Set task ▸
Copy every line of the listing below word for word, without changing anything.

>> Begin Data for this exercise

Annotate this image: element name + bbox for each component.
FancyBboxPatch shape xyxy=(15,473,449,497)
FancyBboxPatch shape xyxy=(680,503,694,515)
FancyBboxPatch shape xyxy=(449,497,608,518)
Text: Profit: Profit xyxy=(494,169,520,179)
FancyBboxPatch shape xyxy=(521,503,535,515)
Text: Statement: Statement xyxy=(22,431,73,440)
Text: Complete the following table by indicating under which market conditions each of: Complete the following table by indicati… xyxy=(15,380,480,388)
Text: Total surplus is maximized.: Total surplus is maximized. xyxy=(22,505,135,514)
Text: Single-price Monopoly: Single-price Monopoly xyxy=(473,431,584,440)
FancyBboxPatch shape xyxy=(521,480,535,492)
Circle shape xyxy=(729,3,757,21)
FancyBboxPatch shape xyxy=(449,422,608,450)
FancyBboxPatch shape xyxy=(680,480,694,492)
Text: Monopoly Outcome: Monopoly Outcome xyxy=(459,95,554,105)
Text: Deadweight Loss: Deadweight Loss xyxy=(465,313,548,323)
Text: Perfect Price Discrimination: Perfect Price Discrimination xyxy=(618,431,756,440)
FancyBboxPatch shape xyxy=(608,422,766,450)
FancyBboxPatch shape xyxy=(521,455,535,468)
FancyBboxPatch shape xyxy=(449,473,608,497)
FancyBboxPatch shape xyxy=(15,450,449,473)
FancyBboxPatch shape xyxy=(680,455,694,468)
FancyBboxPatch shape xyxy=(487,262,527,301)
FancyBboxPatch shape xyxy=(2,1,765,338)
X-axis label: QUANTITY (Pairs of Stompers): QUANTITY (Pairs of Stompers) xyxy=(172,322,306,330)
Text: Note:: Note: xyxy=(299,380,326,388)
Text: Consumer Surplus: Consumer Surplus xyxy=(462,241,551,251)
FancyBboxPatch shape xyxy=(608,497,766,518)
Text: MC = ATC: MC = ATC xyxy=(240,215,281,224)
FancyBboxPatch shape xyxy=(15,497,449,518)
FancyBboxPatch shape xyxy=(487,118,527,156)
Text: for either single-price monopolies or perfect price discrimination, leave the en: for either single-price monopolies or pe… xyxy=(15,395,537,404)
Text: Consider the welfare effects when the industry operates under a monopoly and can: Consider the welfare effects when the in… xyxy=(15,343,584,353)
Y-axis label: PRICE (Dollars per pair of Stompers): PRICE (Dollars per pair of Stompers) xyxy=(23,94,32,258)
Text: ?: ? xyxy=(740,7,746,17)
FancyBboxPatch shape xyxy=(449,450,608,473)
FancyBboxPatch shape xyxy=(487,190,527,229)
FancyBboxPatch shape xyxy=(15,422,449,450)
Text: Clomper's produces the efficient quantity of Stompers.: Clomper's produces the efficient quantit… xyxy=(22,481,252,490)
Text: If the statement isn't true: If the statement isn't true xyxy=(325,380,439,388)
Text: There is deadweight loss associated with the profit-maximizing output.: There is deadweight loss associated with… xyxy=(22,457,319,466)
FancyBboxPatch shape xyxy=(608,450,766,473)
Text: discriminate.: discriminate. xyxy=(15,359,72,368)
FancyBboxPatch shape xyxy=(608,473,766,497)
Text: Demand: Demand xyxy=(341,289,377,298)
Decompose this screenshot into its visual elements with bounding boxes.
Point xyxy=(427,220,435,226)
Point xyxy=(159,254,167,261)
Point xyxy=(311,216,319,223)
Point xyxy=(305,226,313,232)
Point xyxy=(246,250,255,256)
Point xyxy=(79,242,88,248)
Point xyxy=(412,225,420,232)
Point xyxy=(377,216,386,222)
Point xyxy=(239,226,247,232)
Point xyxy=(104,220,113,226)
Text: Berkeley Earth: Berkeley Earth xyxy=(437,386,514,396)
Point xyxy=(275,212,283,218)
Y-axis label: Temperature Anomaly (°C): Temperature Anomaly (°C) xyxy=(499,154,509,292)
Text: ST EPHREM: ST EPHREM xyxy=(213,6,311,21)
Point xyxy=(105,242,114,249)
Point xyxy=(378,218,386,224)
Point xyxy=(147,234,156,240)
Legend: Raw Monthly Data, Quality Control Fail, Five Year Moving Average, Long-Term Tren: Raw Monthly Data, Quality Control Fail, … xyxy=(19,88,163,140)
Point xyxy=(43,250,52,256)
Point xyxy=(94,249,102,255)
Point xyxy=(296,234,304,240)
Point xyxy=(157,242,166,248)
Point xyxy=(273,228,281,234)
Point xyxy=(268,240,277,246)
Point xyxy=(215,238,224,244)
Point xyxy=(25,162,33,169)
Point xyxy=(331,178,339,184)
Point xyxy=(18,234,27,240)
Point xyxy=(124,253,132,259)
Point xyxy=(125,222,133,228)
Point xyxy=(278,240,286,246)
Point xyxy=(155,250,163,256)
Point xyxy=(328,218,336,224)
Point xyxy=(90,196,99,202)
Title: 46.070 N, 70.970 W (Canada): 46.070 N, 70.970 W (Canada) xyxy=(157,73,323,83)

>> End Data for this exercise

Response ▸
Annotate this image: element name + bbox for each component.
FancyBboxPatch shape xyxy=(15,473,449,497)
FancyBboxPatch shape xyxy=(680,503,694,515)
FancyBboxPatch shape xyxy=(449,497,608,518)
Text: Profit: Profit xyxy=(494,169,520,179)
FancyBboxPatch shape xyxy=(521,503,535,515)
Text: Statement: Statement xyxy=(22,431,73,440)
Text: Complete the following table by indicating under which market conditions each of: Complete the following table by indicati… xyxy=(15,380,480,388)
Text: Total surplus is maximized.: Total surplus is maximized. xyxy=(22,505,135,514)
Text: Single-price Monopoly: Single-price Monopoly xyxy=(473,431,584,440)
FancyBboxPatch shape xyxy=(521,480,535,492)
Circle shape xyxy=(729,3,757,21)
FancyBboxPatch shape xyxy=(449,422,608,450)
FancyBboxPatch shape xyxy=(680,480,694,492)
Text: Monopoly Outcome: Monopoly Outcome xyxy=(459,95,554,105)
Text: Deadweight Loss: Deadweight Loss xyxy=(465,313,548,323)
Text: Perfect Price Discrimination: Perfect Price Discrimination xyxy=(618,431,756,440)
FancyBboxPatch shape xyxy=(608,422,766,450)
FancyBboxPatch shape xyxy=(521,455,535,468)
FancyBboxPatch shape xyxy=(449,473,608,497)
FancyBboxPatch shape xyxy=(15,450,449,473)
FancyBboxPatch shape xyxy=(680,455,694,468)
FancyBboxPatch shape xyxy=(487,262,527,301)
FancyBboxPatch shape xyxy=(2,1,765,338)
X-axis label: QUANTITY (Pairs of Stompers): QUANTITY (Pairs of Stompers) xyxy=(172,322,306,330)
Text: Note:: Note: xyxy=(299,380,326,388)
Text: Consumer Surplus: Consumer Surplus xyxy=(462,241,551,251)
FancyBboxPatch shape xyxy=(608,497,766,518)
Text: MC = ATC: MC = ATC xyxy=(240,215,281,224)
FancyBboxPatch shape xyxy=(15,497,449,518)
FancyBboxPatch shape xyxy=(487,118,527,156)
Text: for either single-price monopolies or perfect price discrimination, leave the en: for either single-price monopolies or pe… xyxy=(15,395,537,404)
Text: Consider the welfare effects when the industry operates under a monopoly and can: Consider the welfare effects when the in… xyxy=(15,343,584,353)
Y-axis label: PRICE (Dollars per pair of Stompers): PRICE (Dollars per pair of Stompers) xyxy=(23,94,32,258)
Text: ?: ? xyxy=(740,7,746,17)
FancyBboxPatch shape xyxy=(449,450,608,473)
FancyBboxPatch shape xyxy=(487,190,527,229)
FancyBboxPatch shape xyxy=(15,422,449,450)
Text: Clomper's produces the efficient quantity of Stompers.: Clomper's produces the efficient quantit… xyxy=(22,481,252,490)
Text: If the statement isn't true: If the statement isn't true xyxy=(325,380,439,388)
Text: There is deadweight loss associated with the profit-maximizing output.: There is deadweight loss associated with… xyxy=(22,457,319,466)
FancyBboxPatch shape xyxy=(608,450,766,473)
Text: discriminate.: discriminate. xyxy=(15,359,72,368)
FancyBboxPatch shape xyxy=(608,473,766,497)
Text: Demand: Demand xyxy=(341,289,377,298)
Decompose this screenshot into its visual elements with bounding boxes.
Point xyxy=(427,220,435,226)
Point xyxy=(159,254,167,261)
Point xyxy=(311,216,319,223)
Point xyxy=(305,226,313,232)
Point xyxy=(246,250,255,256)
Point xyxy=(79,242,88,248)
Point xyxy=(412,225,420,232)
Point xyxy=(377,216,386,222)
Point xyxy=(239,226,247,232)
Point xyxy=(104,220,113,226)
Text: Berkeley Earth: Berkeley Earth xyxy=(437,386,514,396)
Point xyxy=(275,212,283,218)
Y-axis label: Temperature Anomaly (°C): Temperature Anomaly (°C) xyxy=(499,154,509,292)
Text: ST EPHREM: ST EPHREM xyxy=(213,6,311,21)
Point xyxy=(105,242,114,249)
Point xyxy=(378,218,386,224)
Point xyxy=(147,234,156,240)
Legend: Raw Monthly Data, Quality Control Fail, Five Year Moving Average, Long-Term Tren: Raw Monthly Data, Quality Control Fail, … xyxy=(19,88,163,140)
Point xyxy=(43,250,52,256)
Point xyxy=(94,249,102,255)
Point xyxy=(296,234,304,240)
Point xyxy=(157,242,166,248)
Point xyxy=(273,228,281,234)
Point xyxy=(268,240,277,246)
Point xyxy=(215,238,224,244)
Point xyxy=(25,162,33,169)
Point xyxy=(331,178,339,184)
Point xyxy=(18,234,27,240)
Point xyxy=(124,253,132,259)
Point xyxy=(125,222,133,228)
Point xyxy=(278,240,286,246)
Point xyxy=(155,250,163,256)
Point xyxy=(328,218,336,224)
Point xyxy=(90,196,99,202)
Title: 46.070 N, 70.970 W (Canada): 46.070 N, 70.970 W (Canada) xyxy=(157,73,323,83)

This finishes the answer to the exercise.